### EXERCISE TASK
Quote all entries exactly, leaving pictures aside.
** begin **
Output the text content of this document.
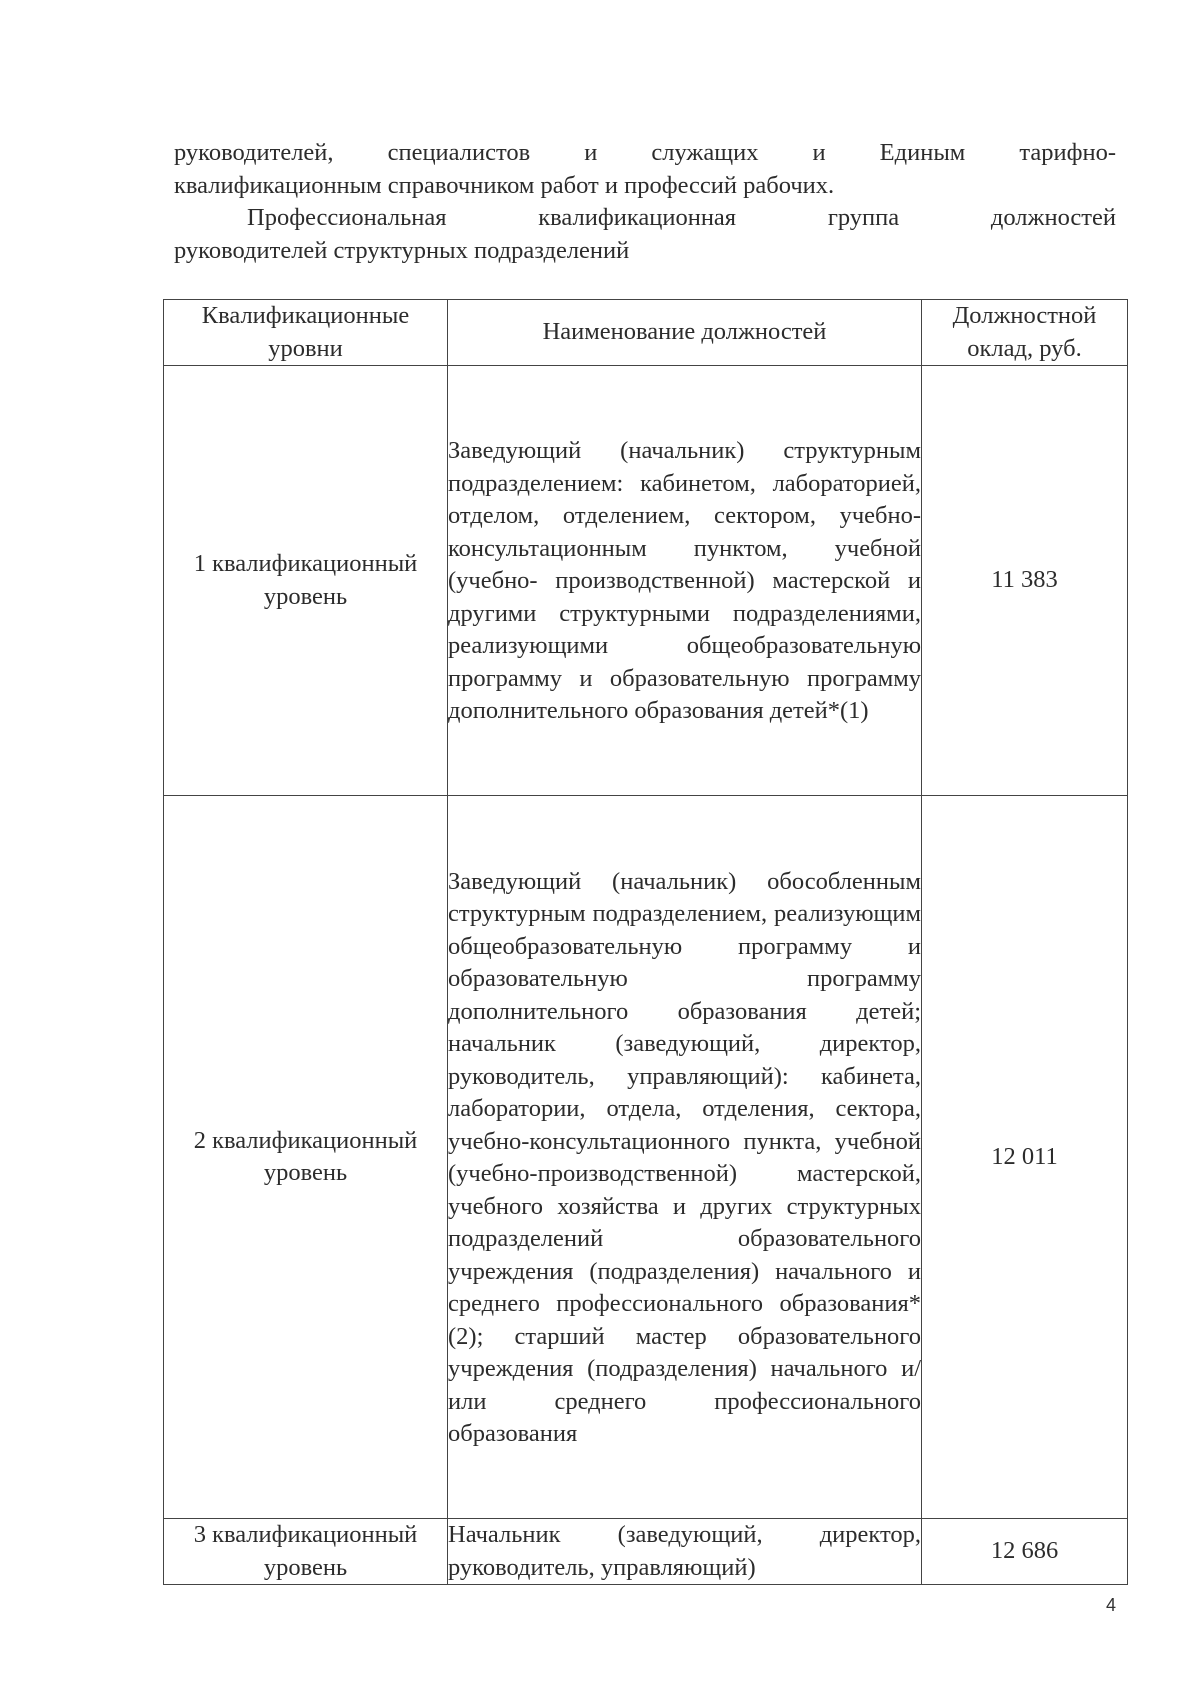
руководителей, специалистов и служащих и Единым тарифно-

квалификационным справочником работ и профессий рабочих.

Профессиональная квалификационная группа должностей

руководителей структурных подразделений

Квалификационные уровни	Наименование должностей	Должностной оклад, руб.
1 квалификационный уровень	Заведующий (начальник) структурным подразделением: кабинетом, лабораторией, отделом, отделением, сектором, учебно-консультационным пунктом, учебной (учебно- производственной) мастерской и другими структурными подразделениями, реализующими общеобразовательную программу и образовательную программу дополнительного образования детей*(1)	11 383
2 квалификационный уровень	Заведующий (начальник) обособленным структурным подразделением, реализующим общеобразовательную программу и образовательную программу дополнительного образования детей; начальник (заведующий, директор, руководитель, управляющий): кабинета, лаборатории, отдела, отделения, сектора, учебно-консультационного пункта, учебной (учебно-производственной) мастерской, учебного хозяйства и других структурных подразделений образовательного учреждения (подразделения) начального и среднего профессионального образования*(2); старший мастер образовательного учреждения (подразделения) начального и/или среднего профессионального образования	12 011
3 квалификационный уровень	Начальник (заведующий, директор, руководитель, управляющий)	12 686
4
** end **
### ANSWER TO THE EXERCISE
Output the text content of this document.
руководителей, специалистов и служащих и Единым тарифно-

квалификационным справочником работ и профессий рабочих.

Профессиональная квалификационная группа должностей

руководителей структурных подразделений

Квалификационные уровни	Наименование должностей	Должностной оклад, руб.
1 квалификационный уровень	Заведующий (начальник) структурным подразделением: кабинетом, лабораторией, отделом, отделением, сектором, учебно-консультационным пунктом, учебной (учебно- производственной) мастерской и другими структурными подразделениями, реализующими общеобразовательную программу и образовательную программу дополнительного образования детей*(1)	11 383
2 квалификационный уровень	Заведующий (начальник) обособленным структурным подразделением, реализующим общеобразовательную программу и образовательную программу дополнительного образования детей; начальник (заведующий, директор, руководитель, управляющий): кабинета, лаборатории, отдела, отделения, сектора, учебно-консультационного пункта, учебной (учебно-производственной) мастерской, учебного хозяйства и других структурных подразделений образовательного учреждения (подразделения) начального и среднего профессионального образования*(2); старший мастер образовательного учреждения (подразделения) начального и/или среднего профессионального образования	12 011
3 квалификационный уровень	Начальник (заведующий, директор, руководитель, управляющий)	12 686
4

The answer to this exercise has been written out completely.